— start RECORDS PROVIDED —
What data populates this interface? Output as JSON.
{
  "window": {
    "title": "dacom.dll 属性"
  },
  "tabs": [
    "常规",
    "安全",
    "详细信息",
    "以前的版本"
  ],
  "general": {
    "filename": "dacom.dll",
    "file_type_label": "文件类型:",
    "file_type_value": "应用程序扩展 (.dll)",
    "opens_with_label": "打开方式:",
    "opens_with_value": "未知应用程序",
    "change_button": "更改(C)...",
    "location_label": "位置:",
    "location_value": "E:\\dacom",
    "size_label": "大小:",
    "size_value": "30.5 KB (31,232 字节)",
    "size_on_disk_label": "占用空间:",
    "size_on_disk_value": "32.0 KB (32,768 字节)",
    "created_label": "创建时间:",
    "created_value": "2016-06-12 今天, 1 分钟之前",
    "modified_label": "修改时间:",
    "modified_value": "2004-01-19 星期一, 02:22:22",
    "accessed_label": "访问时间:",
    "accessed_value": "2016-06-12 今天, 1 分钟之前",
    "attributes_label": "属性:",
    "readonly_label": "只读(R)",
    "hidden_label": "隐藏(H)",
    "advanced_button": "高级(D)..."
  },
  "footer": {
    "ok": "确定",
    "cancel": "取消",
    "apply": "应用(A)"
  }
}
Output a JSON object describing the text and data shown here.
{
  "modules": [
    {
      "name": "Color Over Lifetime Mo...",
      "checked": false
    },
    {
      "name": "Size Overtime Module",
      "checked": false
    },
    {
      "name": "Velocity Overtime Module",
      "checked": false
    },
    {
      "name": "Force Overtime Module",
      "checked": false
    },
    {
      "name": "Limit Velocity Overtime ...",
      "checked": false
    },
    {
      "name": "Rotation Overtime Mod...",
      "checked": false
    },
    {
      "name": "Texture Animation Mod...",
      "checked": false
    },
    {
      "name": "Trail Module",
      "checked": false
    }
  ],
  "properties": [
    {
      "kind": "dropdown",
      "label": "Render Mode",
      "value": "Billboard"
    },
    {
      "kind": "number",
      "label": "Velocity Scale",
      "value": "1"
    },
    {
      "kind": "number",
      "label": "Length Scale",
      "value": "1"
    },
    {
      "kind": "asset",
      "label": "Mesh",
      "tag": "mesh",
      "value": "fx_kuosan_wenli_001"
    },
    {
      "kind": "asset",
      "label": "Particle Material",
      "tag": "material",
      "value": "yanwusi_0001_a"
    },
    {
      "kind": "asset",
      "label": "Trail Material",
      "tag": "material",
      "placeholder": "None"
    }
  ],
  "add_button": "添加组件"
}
— end RECORDS PROVIDED —
## REQUIREMENTS:
Give back the data above exactly as it appears.

## CORRECT RESULT:
What data populates this interface? Output as JSON.
{
  "window": {
    "title": "dacom.dll 属性"
  },
  "tabs": [
    "常规",
    "安全",
    "详细信息",
    "以前的版本"
  ],
  "general": {
    "filename": "dacom.dll",
    "file_type_label": "文件类型:",
    "file_type_value": "应用程序扩展 (.dll)",
    "opens_with_label": "打开方式:",
    "opens_with_value": "未知应用程序",
    "change_button": "更改(C)...",
    "location_label": "位置:",
    "location_value": "E:\\dacom",
    "size_label": "大小:",
    "size_value": "30.5 KB (31,232 字节)",
    "size_on_disk_label": "占用空间:",
    "size_on_disk_value": "32.0 KB (32,768 字节)",
    "created_label": "创建时间:",
    "created_value": "2016-06-12 今天, 1 分钟之前",
    "modified_label": "修改时间:",
    "modified_value": "2004-01-19 星期一, 02:22:22",
    "accessed_label": "访问时间:",
    "accessed_value": "2016-06-12 今天, 1 分钟之前",
    "attributes_label": "属性:",
    "readonly_label": "只读(R)",
    "hidden_label": "隐藏(H)",
    "advanced_button": "高级(D)..."
  },
  "footer": {
    "ok": "确定",
    "cancel": "取消",
    "apply": "应用(A)"
  }
}
Output a JSON object describing the text and data shown here.
{
  "modules": [
    {
      "name": "Color Over Lifetime Mo...",
      "checked": false
    },
    {
      "name": "Size Overtime Module",
      "checked": false
    },
    {
      "name": "Velocity Overtime Module",
      "checked": false
    },
    {
      "name": "Force Overtime Module",
      "checked": false
    },
    {
      "name": "Limit Velocity Overtime ...",
      "checked": false
    },
    {
      "name": "Rotation Overtime Mod...",
      "checked": false
    },
    {
      "name": "Texture Animation Mod...",
      "checked": false
    },
    {
      "name": "Trail Module",
      "checked": false
    }
  ],
  "properties": [
    {
      "kind": "dropdown",
      "label": "Render Mode",
      "value": "Billboard"
    },
    {
      "kind": "number",
      "label": "Velocity Scale",
      "value": "1"
    },
    {
      "kind": "number",
      "label": "Length Scale",
      "value": "1"
    },
    {
      "kind": "asset",
      "label": "Mesh",
      "tag": "mesh",
      "value": "fx_kuosan_wenli_001"
    },
    {
      "kind": "asset",
      "label": "Particle Material",
      "tag": "material",
      "value": "yanwusi_0001_a"
    },
    {
      "kind": "asset",
      "label": "Trail Material",
      "tag": "material",
      "placeholder": "None"
    }
  ],
  "add_button": "添加组件"
}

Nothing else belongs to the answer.